** BEGIN Dataset **

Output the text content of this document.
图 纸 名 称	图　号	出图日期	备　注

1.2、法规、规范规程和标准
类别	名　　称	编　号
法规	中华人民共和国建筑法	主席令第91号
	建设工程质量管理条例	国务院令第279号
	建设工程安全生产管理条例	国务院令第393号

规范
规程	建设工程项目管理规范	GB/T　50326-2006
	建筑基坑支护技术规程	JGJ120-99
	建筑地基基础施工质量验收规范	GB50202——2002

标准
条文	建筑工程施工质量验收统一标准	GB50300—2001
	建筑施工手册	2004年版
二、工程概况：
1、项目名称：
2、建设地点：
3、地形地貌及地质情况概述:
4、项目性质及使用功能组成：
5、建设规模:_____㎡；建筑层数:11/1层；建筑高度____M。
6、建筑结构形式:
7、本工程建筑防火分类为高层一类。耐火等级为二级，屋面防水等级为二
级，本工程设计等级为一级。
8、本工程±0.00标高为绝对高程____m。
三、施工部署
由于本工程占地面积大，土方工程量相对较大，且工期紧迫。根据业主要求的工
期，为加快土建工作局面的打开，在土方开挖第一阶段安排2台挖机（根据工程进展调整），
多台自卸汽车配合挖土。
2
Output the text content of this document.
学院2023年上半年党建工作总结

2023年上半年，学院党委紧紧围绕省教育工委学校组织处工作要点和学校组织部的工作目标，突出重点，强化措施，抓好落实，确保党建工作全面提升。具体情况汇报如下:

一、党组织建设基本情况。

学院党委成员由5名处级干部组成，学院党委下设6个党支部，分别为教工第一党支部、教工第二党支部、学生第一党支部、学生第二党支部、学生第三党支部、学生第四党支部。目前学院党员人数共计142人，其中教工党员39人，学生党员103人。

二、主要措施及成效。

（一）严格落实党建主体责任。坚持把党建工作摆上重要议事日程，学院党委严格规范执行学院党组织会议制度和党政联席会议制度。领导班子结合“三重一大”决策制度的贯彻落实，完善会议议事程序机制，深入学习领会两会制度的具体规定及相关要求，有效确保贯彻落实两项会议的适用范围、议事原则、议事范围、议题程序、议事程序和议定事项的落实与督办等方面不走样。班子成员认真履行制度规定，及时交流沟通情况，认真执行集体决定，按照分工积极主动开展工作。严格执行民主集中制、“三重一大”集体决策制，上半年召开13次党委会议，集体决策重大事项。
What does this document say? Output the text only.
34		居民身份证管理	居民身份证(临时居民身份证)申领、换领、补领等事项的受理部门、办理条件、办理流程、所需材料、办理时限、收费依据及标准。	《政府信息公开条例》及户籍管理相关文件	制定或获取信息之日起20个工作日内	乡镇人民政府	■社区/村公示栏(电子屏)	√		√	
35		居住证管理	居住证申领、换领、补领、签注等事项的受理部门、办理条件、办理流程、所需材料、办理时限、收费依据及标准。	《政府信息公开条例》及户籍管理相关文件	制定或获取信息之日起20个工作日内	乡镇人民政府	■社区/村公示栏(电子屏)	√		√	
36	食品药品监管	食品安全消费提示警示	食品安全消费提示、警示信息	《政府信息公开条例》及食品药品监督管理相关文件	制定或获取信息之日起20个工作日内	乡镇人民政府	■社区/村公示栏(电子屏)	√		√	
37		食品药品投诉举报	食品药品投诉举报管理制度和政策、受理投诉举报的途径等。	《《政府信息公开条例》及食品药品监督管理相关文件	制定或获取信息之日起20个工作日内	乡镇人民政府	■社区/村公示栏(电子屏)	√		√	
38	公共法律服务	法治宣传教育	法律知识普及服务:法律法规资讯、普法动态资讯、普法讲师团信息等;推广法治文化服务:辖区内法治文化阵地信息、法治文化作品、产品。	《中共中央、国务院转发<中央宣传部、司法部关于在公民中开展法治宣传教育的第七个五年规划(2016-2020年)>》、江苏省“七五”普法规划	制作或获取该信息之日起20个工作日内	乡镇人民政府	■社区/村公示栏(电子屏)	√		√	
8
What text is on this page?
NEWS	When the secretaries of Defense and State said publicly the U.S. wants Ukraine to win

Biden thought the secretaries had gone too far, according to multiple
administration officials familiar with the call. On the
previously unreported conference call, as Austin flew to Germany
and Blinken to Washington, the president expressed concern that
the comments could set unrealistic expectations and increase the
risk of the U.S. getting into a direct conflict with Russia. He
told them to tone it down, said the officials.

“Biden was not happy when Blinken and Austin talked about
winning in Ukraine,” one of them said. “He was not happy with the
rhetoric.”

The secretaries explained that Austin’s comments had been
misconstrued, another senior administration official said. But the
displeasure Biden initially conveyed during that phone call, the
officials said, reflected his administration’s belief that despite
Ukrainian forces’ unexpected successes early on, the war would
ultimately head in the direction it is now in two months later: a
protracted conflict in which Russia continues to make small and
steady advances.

** END Dataset **

▸ **Requirement**: From the data, collect all lines where the string "officials" appears.

▸ **Correct answer**:
administration officials familiar with the call. On the
told them to tone it down, said the officials.
officials said, reflected his administration’s belief that despite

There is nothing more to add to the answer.